[Collection entries]
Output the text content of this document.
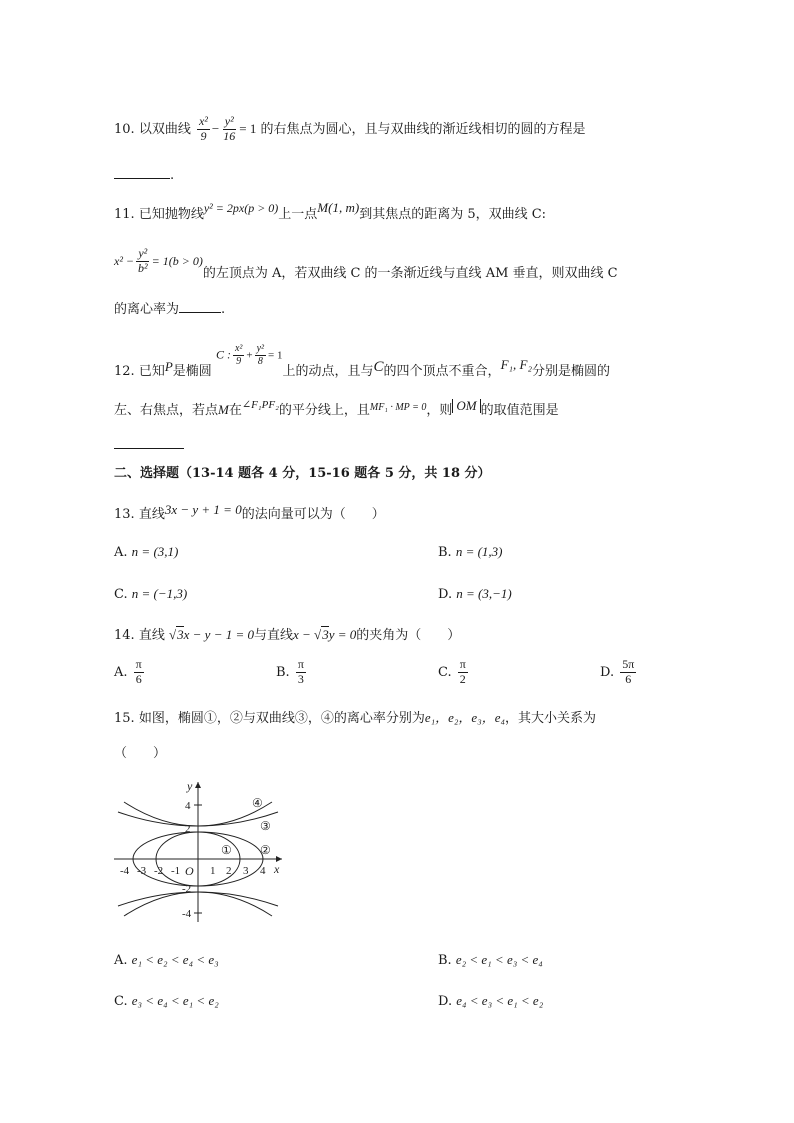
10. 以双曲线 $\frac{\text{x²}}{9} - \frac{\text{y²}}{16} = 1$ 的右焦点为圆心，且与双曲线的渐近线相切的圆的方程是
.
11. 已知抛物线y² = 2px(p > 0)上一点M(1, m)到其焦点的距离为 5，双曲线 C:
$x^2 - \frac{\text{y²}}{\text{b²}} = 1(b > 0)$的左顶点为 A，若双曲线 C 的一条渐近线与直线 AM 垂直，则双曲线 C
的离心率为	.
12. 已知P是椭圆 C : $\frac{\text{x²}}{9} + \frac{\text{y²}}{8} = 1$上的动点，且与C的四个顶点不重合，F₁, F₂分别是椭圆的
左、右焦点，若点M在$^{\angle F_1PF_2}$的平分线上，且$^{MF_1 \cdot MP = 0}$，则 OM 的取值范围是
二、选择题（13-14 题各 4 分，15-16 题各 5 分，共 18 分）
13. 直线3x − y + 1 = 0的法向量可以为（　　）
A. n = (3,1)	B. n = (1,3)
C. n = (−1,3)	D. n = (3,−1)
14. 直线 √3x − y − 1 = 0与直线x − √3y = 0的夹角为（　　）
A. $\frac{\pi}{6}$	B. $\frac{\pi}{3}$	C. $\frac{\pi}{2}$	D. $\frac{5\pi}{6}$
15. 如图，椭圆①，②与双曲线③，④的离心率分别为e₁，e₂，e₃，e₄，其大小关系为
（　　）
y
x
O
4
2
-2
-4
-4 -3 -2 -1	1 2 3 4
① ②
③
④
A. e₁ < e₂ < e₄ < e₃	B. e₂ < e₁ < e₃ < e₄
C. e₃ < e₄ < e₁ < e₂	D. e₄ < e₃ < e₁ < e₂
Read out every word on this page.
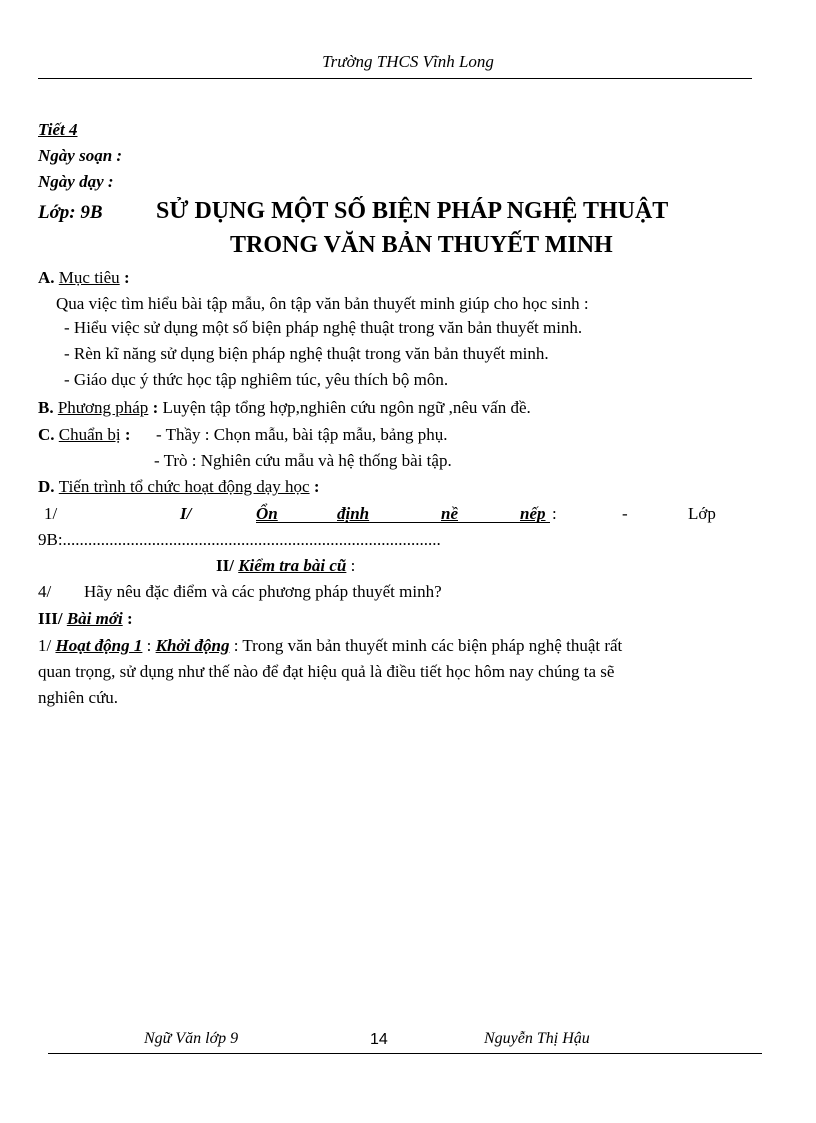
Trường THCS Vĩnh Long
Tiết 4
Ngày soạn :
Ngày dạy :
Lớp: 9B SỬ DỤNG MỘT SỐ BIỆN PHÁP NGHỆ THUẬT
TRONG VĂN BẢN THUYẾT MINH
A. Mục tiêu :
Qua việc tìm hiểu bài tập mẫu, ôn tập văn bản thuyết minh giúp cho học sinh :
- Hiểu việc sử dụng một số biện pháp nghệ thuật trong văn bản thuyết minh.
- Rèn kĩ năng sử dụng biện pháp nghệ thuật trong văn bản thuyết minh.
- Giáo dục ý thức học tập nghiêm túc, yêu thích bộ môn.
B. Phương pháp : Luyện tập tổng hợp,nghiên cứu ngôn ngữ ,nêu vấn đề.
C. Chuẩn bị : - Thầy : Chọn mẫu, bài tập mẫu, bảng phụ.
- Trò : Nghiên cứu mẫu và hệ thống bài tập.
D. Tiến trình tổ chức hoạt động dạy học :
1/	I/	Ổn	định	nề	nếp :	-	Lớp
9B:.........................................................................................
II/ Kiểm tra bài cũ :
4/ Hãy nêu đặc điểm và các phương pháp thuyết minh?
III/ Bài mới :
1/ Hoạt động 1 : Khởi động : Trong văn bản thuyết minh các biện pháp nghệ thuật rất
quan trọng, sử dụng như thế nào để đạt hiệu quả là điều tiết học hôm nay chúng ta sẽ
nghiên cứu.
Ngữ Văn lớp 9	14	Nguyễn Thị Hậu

= GIVEN EXERCISE =
Gather all lines with the string "việc" from the data.

= REPLY =
Qua việc tìm hiểu bài tập mẫu, ôn tập văn bản thuyết minh giúp cho học sinh :
- Hiểu việc sử dụng một số biện pháp nghệ thuật trong văn bản thuyết minh.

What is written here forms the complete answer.